Stated problem = Return the number of lines that contain the word "this", and return nothing else.
◆ ◆ ◆ ◆ ◆
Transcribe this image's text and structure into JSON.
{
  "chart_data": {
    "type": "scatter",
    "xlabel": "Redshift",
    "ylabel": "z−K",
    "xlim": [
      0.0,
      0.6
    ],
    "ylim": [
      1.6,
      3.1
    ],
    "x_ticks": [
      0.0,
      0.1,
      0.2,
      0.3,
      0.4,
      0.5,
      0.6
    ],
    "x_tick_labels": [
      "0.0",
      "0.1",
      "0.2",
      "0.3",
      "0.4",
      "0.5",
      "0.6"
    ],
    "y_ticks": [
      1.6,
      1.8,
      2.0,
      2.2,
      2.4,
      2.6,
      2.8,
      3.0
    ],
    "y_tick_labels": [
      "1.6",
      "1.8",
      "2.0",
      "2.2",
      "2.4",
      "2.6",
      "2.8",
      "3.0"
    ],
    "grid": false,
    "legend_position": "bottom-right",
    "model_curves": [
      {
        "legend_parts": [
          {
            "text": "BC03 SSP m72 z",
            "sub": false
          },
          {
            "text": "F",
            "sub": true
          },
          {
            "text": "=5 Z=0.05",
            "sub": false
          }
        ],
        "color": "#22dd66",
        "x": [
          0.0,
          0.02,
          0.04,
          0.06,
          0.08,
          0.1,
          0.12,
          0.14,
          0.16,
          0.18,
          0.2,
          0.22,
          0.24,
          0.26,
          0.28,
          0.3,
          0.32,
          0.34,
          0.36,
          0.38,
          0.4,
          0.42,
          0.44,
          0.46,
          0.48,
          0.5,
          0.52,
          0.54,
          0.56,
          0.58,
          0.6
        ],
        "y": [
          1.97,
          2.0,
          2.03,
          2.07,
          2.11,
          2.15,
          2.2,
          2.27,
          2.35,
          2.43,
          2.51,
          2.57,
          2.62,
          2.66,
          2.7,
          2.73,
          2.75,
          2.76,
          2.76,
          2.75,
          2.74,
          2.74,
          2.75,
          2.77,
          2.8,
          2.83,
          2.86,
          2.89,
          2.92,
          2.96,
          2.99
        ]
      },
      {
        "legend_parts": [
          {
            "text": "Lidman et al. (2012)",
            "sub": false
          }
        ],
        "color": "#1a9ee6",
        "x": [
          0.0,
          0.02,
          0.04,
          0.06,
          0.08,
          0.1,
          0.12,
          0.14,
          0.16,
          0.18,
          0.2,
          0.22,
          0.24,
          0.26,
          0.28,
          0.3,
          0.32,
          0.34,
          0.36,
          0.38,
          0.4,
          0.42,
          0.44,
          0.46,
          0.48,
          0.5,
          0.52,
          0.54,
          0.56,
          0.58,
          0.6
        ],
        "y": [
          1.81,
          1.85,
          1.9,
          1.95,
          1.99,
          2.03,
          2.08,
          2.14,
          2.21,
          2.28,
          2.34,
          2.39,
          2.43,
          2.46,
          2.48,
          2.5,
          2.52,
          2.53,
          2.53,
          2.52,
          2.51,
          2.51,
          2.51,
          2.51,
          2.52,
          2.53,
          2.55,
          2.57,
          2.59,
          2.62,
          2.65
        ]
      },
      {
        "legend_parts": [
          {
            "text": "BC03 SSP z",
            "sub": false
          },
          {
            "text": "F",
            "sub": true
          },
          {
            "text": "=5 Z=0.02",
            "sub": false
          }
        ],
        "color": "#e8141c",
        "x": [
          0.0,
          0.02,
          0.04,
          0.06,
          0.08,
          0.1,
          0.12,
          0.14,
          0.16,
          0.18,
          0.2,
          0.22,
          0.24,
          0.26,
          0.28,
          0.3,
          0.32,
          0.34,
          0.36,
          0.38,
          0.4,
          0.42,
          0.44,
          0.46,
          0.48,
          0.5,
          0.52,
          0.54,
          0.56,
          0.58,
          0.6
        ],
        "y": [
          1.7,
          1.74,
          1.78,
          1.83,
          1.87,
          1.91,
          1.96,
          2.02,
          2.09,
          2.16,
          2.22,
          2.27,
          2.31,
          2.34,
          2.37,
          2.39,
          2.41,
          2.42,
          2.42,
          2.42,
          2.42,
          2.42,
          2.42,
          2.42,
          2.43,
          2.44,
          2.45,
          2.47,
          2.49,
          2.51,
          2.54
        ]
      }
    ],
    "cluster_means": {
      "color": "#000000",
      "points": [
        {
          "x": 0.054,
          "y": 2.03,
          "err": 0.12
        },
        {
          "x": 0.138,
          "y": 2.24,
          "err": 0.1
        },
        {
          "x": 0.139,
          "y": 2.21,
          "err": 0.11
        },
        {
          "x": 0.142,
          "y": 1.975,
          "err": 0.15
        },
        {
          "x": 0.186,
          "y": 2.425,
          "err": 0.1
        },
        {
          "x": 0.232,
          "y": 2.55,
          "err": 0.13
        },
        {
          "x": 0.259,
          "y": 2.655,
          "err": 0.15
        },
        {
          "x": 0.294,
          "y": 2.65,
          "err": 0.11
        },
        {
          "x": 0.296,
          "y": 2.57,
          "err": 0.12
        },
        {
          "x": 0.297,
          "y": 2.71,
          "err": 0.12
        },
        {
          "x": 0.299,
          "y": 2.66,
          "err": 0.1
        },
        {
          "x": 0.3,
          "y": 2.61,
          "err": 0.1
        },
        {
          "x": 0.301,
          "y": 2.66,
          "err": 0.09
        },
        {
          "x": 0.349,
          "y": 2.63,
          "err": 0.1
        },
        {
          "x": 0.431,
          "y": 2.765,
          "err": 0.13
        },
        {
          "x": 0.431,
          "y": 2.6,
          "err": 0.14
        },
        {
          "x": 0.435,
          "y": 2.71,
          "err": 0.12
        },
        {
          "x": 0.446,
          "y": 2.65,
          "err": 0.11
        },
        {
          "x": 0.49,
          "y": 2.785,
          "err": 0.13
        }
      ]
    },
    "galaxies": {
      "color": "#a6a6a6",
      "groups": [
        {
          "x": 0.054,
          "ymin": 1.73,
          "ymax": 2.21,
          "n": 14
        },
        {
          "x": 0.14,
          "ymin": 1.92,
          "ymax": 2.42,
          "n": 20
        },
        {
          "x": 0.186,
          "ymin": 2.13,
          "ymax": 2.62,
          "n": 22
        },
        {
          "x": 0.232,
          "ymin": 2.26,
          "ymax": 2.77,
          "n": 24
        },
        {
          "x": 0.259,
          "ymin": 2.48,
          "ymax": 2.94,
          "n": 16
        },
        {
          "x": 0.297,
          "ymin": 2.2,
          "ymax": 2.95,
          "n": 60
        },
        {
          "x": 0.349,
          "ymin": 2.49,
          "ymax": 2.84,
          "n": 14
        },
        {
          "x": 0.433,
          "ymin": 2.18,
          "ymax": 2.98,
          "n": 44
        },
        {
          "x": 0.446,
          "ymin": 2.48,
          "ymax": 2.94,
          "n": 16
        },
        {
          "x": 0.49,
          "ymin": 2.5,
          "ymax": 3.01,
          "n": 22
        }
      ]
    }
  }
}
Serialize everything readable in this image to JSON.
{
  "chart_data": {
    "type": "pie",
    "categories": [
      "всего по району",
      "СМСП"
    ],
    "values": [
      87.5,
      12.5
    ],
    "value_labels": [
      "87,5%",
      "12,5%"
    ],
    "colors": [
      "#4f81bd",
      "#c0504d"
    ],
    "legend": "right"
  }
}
◆ ◆ ◆ ◆ ◆
Written response = 2